## What you will do
Go through the entries below and print each one exactly, leaving out pictures.

------------------------------------------------------------

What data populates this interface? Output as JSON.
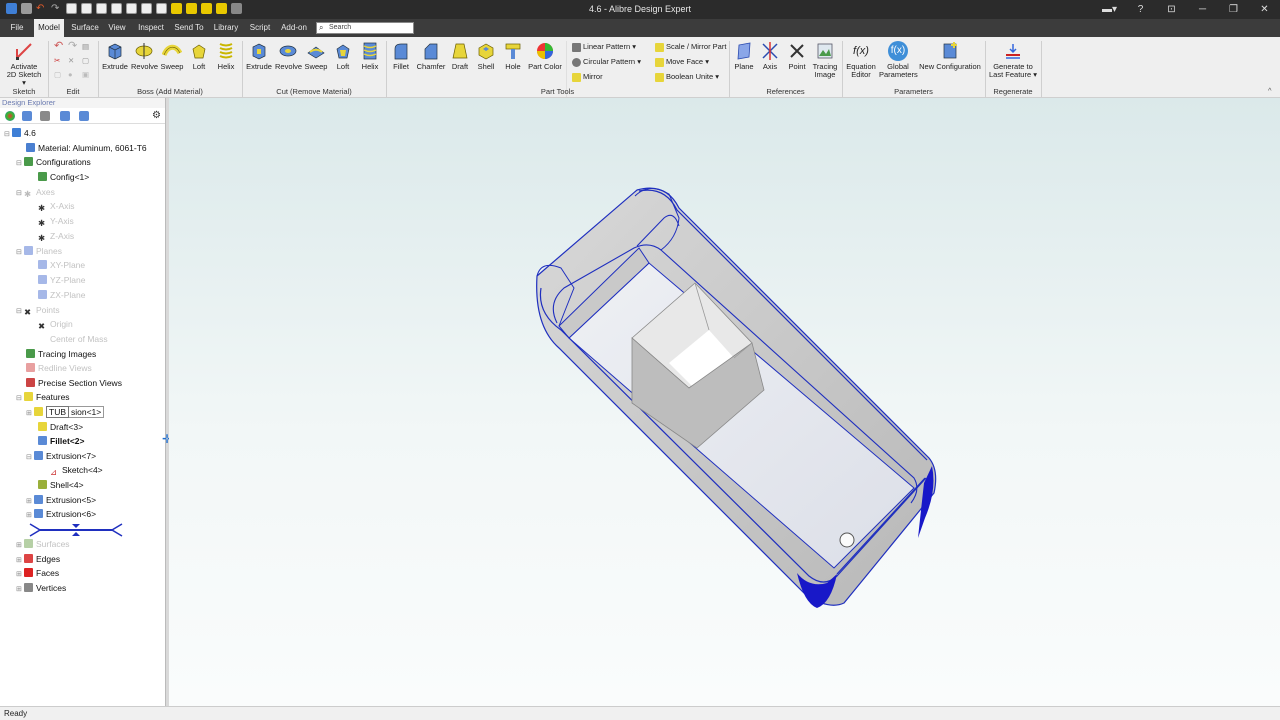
{
  "window": {
    "title": "4.6 - Alibre Design Expert"
  },
  "menu": {
    "tabs": [
      "File",
      "Model",
      "Surface",
      "View",
      "Inspect",
      "Send To",
      "Library",
      "Script",
      "Add-on"
    ],
    "active": "Model",
    "search_placeholder": "Search"
  },
  "ribbon": {
    "sketch": {
      "activate": "Activate",
      "activate2": "2D Sketch ▾",
      "group": "Sketch"
    },
    "edit": {
      "group": "Edit"
    },
    "boss": {
      "items": [
        "Extrude",
        "Revolve",
        "Sweep",
        "Loft",
        "Helix"
      ],
      "group": "Boss (Add Material)"
    },
    "cut": {
      "items": [
        "Extrude",
        "Revolve",
        "Sweep",
        "Loft",
        "Helix"
      ],
      "group": "Cut (Remove Material)"
    },
    "parttools": {
      "items": [
        "Fillet",
        "Chamfer",
        "Draft",
        "Shell",
        "Hole",
        "Part Color"
      ],
      "linear_pattern": "Linear Pattern",
      "circular_pattern": "Circular Pattern",
      "mirror": "Mirror",
      "scale_mirror": "Scale / Mirror Part",
      "move_face": "Move Face",
      "boolean_unite": "Boolean Unite",
      "group": "Part Tools"
    },
    "references": {
      "plane": "Plane",
      "axis": "Axis",
      "point": "Point",
      "tracing": "Tracing",
      "tracing2": "Image",
      "group": "References"
    },
    "parameters": {
      "equation": "Equation",
      "equation2": "Editor",
      "global": "Global",
      "global2": "Parameters",
      "newconfig": "New Configuration",
      "group": "Parameters"
    },
    "regenerate": {
      "gen": "Generate to",
      "gen2": "Last Feature ▾",
      "group": "Regenerate"
    }
  },
  "explorer": {
    "title": "Design Explorer",
    "root": "4.6",
    "material": "Material: Aluminum, 6061-T6",
    "configurations": "Configurations",
    "config1": "Config<1>",
    "axes": "Axes",
    "xaxis": "X-Axis",
    "yaxis": "Y-Axis",
    "zaxis": "Z-Axis",
    "planes": "Planes",
    "xyplane": "XY-Plane",
    "yzplane": "YZ-Plane",
    "zxplane": "ZX-Plane",
    "points": "Points",
    "origin": "Origin",
    "com": "Center of Mass",
    "tracing_images": "Tracing Images",
    "redline": "Redline Views",
    "section": "Precise Section Views",
    "features": "Features",
    "rename_value": "TUB",
    "rename_tail": "sion<1>",
    "draft3": "Draft<3>",
    "fillet2": "Fillet<2>",
    "extrusion7": "Extrusion<7>",
    "sketch4": "Sketch<4>",
    "shell4": "Shell<4>",
    "extrusion5": "Extrusion<5>",
    "extrusion6": "Extrusion<6>",
    "surfaces": "Surfaces",
    "edges": "Edges",
    "faces": "Faces",
    "vertices": "Vertices"
  },
  "status": {
    "text": "Ready"
  },
  "colors": {
    "accent_blue": "#1f2fbf",
    "titlebar": "#2b2b2b",
    "menubar": "#3c3c3c"
  }
}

------------------------------------------------------------

## Complete output
What data populates this interface? Output as JSON.
{
  "window": {
    "title": "4.6 - Alibre Design Expert"
  },
  "menu": {
    "tabs": [
      "File",
      "Model",
      "Surface",
      "View",
      "Inspect",
      "Send To",
      "Library",
      "Script",
      "Add-on"
    ],
    "active": "Model",
    "search_placeholder": "Search"
  },
  "ribbon": {
    "sketch": {
      "activate": "Activate",
      "activate2": "2D Sketch ▾",
      "group": "Sketch"
    },
    "edit": {
      "group": "Edit"
    },
    "boss": {
      "items": [
        "Extrude",
        "Revolve",
        "Sweep",
        "Loft",
        "Helix"
      ],
      "group": "Boss (Add Material)"
    },
    "cut": {
      "items": [
        "Extrude",
        "Revolve",
        "Sweep",
        "Loft",
        "Helix"
      ],
      "group": "Cut (Remove Material)"
    },
    "parttools": {
      "items": [
        "Fillet",
        "Chamfer",
        "Draft",
        "Shell",
        "Hole",
        "Part Color"
      ],
      "linear_pattern": "Linear Pattern",
      "circular_pattern": "Circular Pattern",
      "mirror": "Mirror",
      "scale_mirror": "Scale / Mirror Part",
      "move_face": "Move Face",
      "boolean_unite": "Boolean Unite",
      "group": "Part Tools"
    },
    "references": {
      "plane": "Plane",
      "axis": "Axis",
      "point": "Point",
      "tracing": "Tracing",
      "tracing2": "Image",
      "group": "References"
    },
    "parameters": {
      "equation": "Equation",
      "equation2": "Editor",
      "global": "Global",
      "global2": "Parameters",
      "newconfig": "New Configuration",
      "group": "Parameters"
    },
    "regenerate": {
      "gen": "Generate to",
      "gen2": "Last Feature ▾",
      "group": "Regenerate"
    }
  },
  "explorer": {
    "title": "Design Explorer",
    "root": "4.6",
    "material": "Material: Aluminum, 6061-T6",
    "configurations": "Configurations",
    "config1": "Config<1>",
    "axes": "Axes",
    "xaxis": "X-Axis",
    "yaxis": "Y-Axis",
    "zaxis": "Z-Axis",
    "planes": "Planes",
    "xyplane": "XY-Plane",
    "yzplane": "YZ-Plane",
    "zxplane": "ZX-Plane",
    "points": "Points",
    "origin": "Origin",
    "com": "Center of Mass",
    "tracing_images": "Tracing Images",
    "redline": "Redline Views",
    "section": "Precise Section Views",
    "features": "Features",
    "rename_value": "TUB",
    "rename_tail": "sion<1>",
    "draft3": "Draft<3>",
    "fillet2": "Fillet<2>",
    "extrusion7": "Extrusion<7>",
    "sketch4": "Sketch<4>",
    "shell4": "Shell<4>",
    "extrusion5": "Extrusion<5>",
    "extrusion6": "Extrusion<6>",
    "surfaces": "Surfaces",
    "edges": "Edges",
    "faces": "Faces",
    "vertices": "Vertices"
  },
  "status": {
    "text": "Ready"
  },
  "colors": {
    "accent_blue": "#1f2fbf",
    "titlebar": "#2b2b2b",
    "menubar": "#3c3c3c"
  }
}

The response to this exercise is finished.